TEXT SHOWN>
Around 1450 Chieftainess Sharifa Fatima of the Zaydi (Yemen)
The daughter of the religious leader, Imam al-Zayel al-Nasir Li Din Allah, she and her tribe took San'a by force of arms in the mid 15th century.
1461-70 Regent Dowager Sultana Mhduma Gahan of Bahmani Sahi (India)
For Nizanu Shah (d. 1463) and Sams ad-Din Muhamed Shah II (1463-82).
1467 Princess Regnant Bigum Hatun of Qara Quyünlü (Iraq)
Ruler of a Turkish Tribe in Mesopotamia
1470 - ca. 1492 Regent Khatun Mandughai of Mongolia
Also known as Mandugaya Setsen Khantun, she was widow of Grand Khan Mandaghol, the 27th successor of Jengis Khan, who was succeeded by his nephew, Bolkho, in 1467. When he was assassinated three years later, the mother of his five-year-old son, Dayan Qagani, had deserted the child, and Mandughai took him under her protection, proclaimed him khan, and became his regent. She assumed command of the Mongol troops and defeated their enemy, the Oirat. In 1481 she married Dayan, and 1491-92 she again lead the army to fend off the Orat.
1470 - 1490 We Ban-ri Gau Daeng Marawa Makalappi Bisu-ri La Langpili Patta-ri La We Larang, Arumpone of Bone (Indonesia)
Styled Arung Majang before her accession on the death of her father. Her ceremonial name was Malajangi-ri China, and she was mother of two sons.
1470-... Sultana Narisa Malik uz-Zahir of Samudra Pasai Kesepulih (Indonesia)

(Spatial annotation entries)
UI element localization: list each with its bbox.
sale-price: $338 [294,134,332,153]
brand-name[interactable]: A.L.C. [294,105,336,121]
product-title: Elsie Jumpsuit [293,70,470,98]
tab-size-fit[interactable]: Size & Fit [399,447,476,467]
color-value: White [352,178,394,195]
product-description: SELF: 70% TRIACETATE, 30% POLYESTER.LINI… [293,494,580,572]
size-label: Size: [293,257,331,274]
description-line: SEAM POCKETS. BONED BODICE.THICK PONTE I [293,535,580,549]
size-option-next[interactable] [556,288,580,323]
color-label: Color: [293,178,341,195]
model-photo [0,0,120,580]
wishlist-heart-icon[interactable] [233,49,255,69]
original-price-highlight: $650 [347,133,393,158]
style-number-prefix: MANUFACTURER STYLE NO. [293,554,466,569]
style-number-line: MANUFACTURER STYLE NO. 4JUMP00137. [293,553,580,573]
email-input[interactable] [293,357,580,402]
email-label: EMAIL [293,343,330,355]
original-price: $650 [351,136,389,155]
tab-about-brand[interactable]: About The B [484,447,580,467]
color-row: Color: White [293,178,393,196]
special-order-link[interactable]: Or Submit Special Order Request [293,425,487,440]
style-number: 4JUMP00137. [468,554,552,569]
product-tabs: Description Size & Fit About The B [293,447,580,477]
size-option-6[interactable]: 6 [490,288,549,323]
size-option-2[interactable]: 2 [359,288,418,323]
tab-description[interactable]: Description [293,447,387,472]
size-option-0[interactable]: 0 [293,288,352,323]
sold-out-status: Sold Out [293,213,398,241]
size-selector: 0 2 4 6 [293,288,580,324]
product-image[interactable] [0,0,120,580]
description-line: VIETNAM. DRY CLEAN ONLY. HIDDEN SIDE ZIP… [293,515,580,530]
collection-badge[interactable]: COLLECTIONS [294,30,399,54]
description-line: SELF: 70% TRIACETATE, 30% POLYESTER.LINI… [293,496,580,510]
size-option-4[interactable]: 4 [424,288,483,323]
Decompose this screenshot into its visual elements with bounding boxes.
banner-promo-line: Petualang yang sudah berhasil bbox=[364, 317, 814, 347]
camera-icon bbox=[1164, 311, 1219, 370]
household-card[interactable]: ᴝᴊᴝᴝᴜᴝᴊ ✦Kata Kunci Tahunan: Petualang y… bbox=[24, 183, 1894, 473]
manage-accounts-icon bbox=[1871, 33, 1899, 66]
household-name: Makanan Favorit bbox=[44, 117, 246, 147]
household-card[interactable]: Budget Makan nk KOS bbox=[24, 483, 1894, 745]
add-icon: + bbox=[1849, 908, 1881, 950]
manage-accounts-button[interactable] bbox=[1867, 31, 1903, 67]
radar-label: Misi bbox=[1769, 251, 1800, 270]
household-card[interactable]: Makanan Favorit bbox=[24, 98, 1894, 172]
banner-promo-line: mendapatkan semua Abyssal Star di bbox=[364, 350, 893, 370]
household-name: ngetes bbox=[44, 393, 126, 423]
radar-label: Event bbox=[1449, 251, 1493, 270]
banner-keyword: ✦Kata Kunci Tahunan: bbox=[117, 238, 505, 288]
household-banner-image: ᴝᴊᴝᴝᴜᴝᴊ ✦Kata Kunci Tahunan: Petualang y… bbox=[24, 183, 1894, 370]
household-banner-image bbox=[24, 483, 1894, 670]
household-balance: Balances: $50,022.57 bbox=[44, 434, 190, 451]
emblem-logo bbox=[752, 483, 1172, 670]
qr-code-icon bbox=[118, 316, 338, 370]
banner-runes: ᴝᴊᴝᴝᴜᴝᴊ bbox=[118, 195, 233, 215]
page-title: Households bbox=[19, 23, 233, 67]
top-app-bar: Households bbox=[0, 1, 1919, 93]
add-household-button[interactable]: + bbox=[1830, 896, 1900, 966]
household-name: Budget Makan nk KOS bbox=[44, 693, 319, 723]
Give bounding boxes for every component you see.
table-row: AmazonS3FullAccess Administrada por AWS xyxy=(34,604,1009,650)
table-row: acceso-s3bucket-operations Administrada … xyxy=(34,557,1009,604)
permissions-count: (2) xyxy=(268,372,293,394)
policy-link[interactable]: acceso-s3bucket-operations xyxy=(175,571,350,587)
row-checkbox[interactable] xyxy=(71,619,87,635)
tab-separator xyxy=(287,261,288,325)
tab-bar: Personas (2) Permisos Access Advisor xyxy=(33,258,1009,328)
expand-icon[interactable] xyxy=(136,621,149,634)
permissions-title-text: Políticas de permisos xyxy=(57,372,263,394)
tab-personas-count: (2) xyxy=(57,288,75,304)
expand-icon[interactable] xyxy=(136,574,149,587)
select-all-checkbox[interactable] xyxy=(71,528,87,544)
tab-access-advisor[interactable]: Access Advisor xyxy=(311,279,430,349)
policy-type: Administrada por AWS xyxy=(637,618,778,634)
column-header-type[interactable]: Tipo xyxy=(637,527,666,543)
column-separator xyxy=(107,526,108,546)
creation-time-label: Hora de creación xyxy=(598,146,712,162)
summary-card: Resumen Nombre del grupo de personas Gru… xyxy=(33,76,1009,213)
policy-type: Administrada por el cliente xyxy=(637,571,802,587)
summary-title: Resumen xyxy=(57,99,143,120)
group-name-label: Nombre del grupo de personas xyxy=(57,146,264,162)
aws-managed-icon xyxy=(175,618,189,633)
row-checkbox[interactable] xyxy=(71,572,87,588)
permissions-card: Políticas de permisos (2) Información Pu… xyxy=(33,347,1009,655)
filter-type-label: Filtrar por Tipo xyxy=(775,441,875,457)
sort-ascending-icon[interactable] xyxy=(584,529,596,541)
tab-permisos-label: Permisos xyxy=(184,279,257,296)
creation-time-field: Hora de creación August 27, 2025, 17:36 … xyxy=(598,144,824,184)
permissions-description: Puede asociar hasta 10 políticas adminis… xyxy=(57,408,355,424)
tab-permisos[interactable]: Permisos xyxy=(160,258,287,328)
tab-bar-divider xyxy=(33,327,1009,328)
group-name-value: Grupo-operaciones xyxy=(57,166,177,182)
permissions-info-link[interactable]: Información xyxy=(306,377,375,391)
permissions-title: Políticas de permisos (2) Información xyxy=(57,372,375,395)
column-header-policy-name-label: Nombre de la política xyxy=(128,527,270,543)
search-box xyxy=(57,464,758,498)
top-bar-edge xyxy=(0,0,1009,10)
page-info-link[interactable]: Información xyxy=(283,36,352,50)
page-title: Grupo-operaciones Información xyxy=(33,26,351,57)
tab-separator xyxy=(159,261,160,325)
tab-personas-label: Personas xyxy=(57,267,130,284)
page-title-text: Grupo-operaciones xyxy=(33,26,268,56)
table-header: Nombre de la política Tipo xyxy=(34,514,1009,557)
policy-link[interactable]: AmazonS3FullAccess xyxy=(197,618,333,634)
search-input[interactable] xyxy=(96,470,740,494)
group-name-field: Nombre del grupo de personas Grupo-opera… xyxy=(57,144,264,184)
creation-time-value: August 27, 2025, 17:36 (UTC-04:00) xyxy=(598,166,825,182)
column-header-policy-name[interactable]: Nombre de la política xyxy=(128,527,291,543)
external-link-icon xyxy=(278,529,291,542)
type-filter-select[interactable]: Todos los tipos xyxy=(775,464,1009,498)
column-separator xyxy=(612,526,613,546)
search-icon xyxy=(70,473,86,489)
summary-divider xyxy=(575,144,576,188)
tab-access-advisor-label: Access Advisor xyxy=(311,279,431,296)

JOBS>
**a)** Answer these questions from the list of women rulers:
(i) Which city did Sharifa Fatima and her tribe take by force of arms?
(ii) Whom did Mandughai marry in 1481?
(iii) What was the ceremonial name of the Arumpone of Bone?
**b)** Write a continuation of the list of women rulers, starting after its final entry.
The records bear no relation to the text.

PER-TASK ANSWERS>
**a)**
(i) San'a
(ii) Dayan
(iii) Malajangi-ri China

**b)**
Daughter of Sultan Kadir al Malik uz-Zahir ibnu al-Marhum of Pasai and married to Sultan Muhammad of Aceh, who reigned (1465-77)
1481-92 Amina Gul-Bahar Khanum Valide Sultan of The Ottoman Empire (Turkey)
The Valide Sultan was the mother of the sultan, and had an important place in the imperial family. In some aspects she was considered as a joint-ruler with theoretical jurisdiction over the women in the empire. She was married to Mohammed II and mother of Bajazet (1481-1512), and lived (1434-94)
1482-92 Regent 'A'isha al-Hurra of Cordova (Spain)
Gained support from the nobles and military leaders to depose her husband, 'Ali abu al-Hasan (reigned 1461-82), who was being infatuated by his Christian concubine, Isabella, who had converted to Islam and taken the name of Soraya. Her son, Muhammad Abu 'Abdallah was proclaimed as caliph. She played a prominent role in the last years of the Muslim reign in the south of Spain, which was conquered by their Catholic majesties, Isabel I of Castilla and Fernando of Aragon.
1482-1530 President of the Regency Council The Makhduma-e-Jahan of The Bahmani Deccan (Oudh) (India)
As Dowager Queen, she was Regent for son Mahmud Shah Bahmani, who ascended the throne at the age of 12 years, when some usurpers had been overthrown.
15??. Princesss Regnant Nur Begum of Hunza (Afganistan)
The daughter of Girkis Han, she ruled for 12 years of the mountainous region on the boarder to China. Succeeded by nephew Ayaso I.
1510 - 1552 Governor Sayyida al-Hurra of Tetouán (Morocco)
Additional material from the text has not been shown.